Task: Reproduce the records below in full and word for word, excluding pictures.

Task input:
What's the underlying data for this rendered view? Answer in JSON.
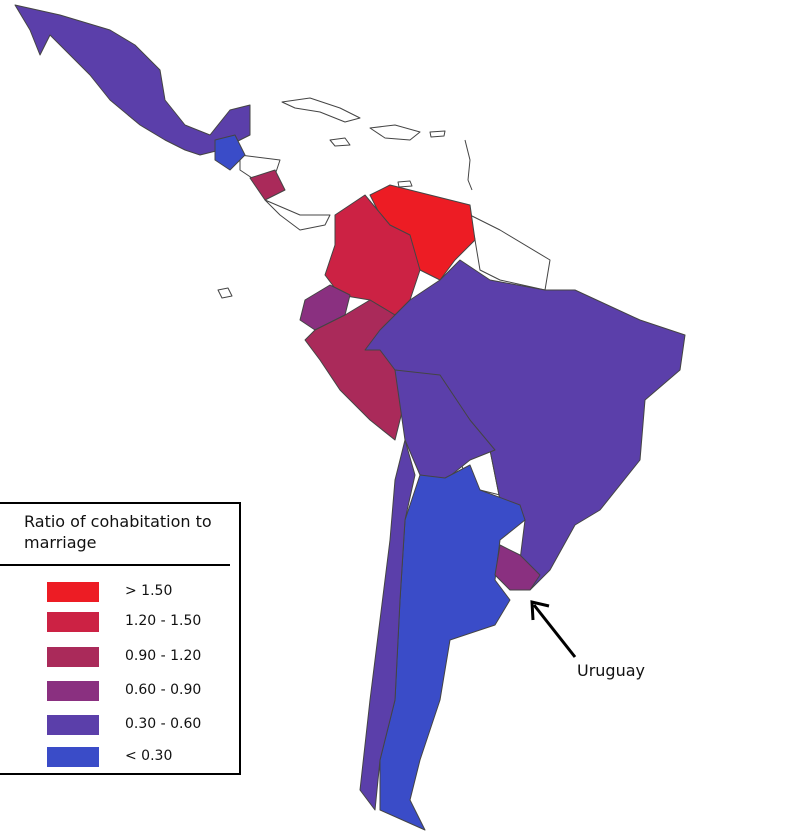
{
  "legend": {
    "title": "Ratio of cohabitation to marriage",
    "items": [
      {
        "label": "> 1.50",
        "color": "#ed1c24"
      },
      {
        "label": "1.20 - 1.50",
        "color": "#cc2244"
      },
      {
        "label": "0.90 - 1.20",
        "color": "#aa2a5a"
      },
      {
        "label": "0.60 - 0.90",
        "color": "#8a3080"
      },
      {
        "label": "0.30 - 0.60",
        "color": "#5b3faa"
      },
      {
        "label": "< 0.30",
        "color": "#3a4cc8"
      }
    ]
  },
  "annotation": "Uruguay"
}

Full output:
What's the underlying data for this rendered view? Answer in JSON.
{
  "legend": {
    "title": "Ratio of cohabitation to marriage",
    "items": [
      {
        "label": "> 1.50",
        "color": "#ed1c24"
      },
      {
        "label": "1.20 - 1.50",
        "color": "#cc2244"
      },
      {
        "label": "0.90 - 1.20",
        "color": "#aa2a5a"
      },
      {
        "label": "0.60 - 0.90",
        "color": "#8a3080"
      },
      {
        "label": "0.30 - 0.60",
        "color": "#5b3faa"
      },
      {
        "label": "< 0.30",
        "color": "#3a4cc8"
      }
    ]
  },
  "annotation": "Uruguay"
}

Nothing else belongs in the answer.